AIM
Report how many lines of the records below include the word "have". Give nothing but the number.

# # # #

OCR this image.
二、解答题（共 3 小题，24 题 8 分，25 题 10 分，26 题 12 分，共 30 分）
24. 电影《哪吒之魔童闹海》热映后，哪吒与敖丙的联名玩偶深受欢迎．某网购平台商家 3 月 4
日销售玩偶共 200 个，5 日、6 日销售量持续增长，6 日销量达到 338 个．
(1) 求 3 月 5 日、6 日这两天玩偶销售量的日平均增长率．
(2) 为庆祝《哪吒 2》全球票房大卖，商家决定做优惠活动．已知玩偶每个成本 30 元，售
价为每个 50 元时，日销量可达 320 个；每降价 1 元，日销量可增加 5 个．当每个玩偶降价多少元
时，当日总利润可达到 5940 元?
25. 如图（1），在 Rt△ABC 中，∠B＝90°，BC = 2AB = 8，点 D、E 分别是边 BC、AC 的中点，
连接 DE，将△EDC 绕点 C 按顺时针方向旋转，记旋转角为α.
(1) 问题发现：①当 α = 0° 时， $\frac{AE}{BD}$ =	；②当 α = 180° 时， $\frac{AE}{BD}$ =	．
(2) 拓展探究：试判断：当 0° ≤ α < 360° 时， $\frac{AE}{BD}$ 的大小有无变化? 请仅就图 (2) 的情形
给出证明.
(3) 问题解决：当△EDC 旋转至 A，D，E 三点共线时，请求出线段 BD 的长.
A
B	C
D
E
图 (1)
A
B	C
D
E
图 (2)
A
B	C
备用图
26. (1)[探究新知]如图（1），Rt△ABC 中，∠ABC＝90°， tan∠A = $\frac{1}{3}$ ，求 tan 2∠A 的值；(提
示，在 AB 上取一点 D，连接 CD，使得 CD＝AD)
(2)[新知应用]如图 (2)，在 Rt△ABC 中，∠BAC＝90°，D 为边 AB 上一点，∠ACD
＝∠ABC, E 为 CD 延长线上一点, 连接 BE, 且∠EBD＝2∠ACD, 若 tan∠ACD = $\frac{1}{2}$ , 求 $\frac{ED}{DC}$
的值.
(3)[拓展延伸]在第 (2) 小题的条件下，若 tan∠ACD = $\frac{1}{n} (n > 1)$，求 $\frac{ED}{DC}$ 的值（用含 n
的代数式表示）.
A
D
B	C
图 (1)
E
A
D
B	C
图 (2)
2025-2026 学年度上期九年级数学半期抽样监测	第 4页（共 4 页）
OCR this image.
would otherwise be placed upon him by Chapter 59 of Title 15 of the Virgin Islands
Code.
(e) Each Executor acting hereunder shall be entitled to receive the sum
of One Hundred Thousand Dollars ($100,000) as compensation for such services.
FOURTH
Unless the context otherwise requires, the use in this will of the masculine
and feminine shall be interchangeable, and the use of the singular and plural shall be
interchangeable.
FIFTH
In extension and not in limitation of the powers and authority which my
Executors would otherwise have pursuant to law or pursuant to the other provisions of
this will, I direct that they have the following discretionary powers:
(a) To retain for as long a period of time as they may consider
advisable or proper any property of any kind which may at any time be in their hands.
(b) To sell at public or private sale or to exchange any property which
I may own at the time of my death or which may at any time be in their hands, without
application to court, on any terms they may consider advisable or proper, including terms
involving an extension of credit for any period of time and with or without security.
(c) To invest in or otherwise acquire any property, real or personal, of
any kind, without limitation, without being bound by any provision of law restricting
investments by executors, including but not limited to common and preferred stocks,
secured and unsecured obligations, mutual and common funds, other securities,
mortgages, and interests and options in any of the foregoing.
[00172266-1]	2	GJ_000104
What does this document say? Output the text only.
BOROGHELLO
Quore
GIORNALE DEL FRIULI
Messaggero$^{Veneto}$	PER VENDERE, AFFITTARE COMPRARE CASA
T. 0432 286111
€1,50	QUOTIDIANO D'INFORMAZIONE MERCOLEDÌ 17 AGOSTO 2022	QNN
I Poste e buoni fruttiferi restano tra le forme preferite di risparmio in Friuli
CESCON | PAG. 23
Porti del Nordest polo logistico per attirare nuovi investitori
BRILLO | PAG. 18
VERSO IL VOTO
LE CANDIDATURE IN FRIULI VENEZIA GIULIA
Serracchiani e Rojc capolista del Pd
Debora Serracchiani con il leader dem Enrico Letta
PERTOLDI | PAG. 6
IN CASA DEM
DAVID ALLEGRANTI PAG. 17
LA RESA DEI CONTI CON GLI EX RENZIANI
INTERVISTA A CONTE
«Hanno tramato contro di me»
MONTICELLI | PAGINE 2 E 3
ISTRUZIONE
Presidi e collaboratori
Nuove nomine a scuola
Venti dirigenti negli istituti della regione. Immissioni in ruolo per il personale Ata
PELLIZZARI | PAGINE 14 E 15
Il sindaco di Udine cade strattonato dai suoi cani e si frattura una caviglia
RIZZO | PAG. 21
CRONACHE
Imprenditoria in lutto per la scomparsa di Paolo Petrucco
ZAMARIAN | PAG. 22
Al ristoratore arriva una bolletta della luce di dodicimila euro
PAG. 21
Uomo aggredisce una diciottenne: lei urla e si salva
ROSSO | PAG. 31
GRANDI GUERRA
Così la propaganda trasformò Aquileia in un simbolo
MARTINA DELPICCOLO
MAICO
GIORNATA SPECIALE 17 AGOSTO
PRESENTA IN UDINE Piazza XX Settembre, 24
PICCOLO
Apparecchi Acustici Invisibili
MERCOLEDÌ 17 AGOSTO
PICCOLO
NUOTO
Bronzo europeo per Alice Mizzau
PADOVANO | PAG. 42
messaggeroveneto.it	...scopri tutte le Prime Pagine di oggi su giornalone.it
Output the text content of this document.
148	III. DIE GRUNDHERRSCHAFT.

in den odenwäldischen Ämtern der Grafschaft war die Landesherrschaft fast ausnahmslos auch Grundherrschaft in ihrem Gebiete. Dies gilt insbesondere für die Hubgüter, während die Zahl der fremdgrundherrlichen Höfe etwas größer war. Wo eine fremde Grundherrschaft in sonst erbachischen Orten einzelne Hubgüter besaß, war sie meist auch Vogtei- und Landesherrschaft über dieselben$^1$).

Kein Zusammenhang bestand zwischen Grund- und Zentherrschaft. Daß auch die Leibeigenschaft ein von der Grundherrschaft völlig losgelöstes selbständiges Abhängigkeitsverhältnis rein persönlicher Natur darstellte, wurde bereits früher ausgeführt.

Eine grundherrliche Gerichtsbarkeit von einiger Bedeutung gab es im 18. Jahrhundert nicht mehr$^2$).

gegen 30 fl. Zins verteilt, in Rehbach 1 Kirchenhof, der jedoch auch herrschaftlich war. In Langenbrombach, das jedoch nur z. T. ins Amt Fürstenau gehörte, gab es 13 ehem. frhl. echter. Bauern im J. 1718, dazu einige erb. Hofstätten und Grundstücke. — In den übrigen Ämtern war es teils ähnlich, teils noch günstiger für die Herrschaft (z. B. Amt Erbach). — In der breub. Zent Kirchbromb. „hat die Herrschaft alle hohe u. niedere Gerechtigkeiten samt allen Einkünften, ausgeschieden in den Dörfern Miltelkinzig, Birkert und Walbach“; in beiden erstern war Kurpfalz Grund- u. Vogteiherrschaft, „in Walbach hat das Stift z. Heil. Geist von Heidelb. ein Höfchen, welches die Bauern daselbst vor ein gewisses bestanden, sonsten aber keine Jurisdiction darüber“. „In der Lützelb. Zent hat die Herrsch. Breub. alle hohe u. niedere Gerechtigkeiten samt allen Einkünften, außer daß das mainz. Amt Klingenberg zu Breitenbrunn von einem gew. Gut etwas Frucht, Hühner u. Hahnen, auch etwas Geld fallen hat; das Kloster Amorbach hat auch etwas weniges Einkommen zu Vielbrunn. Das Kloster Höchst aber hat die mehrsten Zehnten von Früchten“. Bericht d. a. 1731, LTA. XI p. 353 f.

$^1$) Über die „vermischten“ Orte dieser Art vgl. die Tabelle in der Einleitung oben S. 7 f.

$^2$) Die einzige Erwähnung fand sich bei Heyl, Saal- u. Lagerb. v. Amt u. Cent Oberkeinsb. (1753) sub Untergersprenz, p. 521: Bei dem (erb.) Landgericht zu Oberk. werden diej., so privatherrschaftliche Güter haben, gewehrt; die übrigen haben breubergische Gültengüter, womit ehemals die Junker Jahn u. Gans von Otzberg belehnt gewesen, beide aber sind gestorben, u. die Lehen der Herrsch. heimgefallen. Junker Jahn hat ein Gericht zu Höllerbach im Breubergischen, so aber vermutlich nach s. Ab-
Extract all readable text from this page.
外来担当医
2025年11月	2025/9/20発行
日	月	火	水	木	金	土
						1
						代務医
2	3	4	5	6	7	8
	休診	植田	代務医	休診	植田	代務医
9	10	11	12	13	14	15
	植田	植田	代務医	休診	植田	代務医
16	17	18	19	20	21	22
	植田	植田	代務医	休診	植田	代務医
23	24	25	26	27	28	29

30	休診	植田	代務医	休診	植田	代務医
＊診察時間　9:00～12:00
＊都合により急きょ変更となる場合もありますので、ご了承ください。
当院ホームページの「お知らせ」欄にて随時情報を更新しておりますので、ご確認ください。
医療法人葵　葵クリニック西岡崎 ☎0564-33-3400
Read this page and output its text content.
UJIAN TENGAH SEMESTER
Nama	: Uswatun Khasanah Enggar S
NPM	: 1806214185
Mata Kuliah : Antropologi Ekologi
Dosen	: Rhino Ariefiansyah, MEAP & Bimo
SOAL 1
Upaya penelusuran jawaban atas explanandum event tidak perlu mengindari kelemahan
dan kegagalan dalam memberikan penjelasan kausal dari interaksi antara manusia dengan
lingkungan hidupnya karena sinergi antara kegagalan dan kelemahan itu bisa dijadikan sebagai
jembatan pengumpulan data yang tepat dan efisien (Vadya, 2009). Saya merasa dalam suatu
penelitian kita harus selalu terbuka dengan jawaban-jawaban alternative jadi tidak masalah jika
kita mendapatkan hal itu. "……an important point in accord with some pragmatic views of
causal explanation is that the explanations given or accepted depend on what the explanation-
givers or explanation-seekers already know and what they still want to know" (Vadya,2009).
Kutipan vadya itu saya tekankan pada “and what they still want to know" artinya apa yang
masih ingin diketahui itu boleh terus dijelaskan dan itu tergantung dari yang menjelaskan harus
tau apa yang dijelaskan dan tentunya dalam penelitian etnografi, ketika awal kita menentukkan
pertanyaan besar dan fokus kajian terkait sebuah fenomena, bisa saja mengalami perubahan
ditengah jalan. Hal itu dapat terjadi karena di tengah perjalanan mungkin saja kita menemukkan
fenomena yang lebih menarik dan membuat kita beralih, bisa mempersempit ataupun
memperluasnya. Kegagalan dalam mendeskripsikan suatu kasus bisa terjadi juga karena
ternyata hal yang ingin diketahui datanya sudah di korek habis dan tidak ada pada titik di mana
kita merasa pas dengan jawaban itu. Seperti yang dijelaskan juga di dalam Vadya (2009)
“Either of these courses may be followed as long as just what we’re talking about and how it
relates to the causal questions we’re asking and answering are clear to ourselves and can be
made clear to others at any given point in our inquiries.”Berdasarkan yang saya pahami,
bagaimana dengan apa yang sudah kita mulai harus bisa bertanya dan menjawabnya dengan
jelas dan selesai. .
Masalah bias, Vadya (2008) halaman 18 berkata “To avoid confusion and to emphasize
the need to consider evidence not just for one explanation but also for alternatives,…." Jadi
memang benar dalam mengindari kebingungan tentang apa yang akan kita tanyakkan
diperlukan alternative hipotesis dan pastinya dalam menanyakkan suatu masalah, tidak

# # # #

SOLUTION TO THIS PROBLEM
2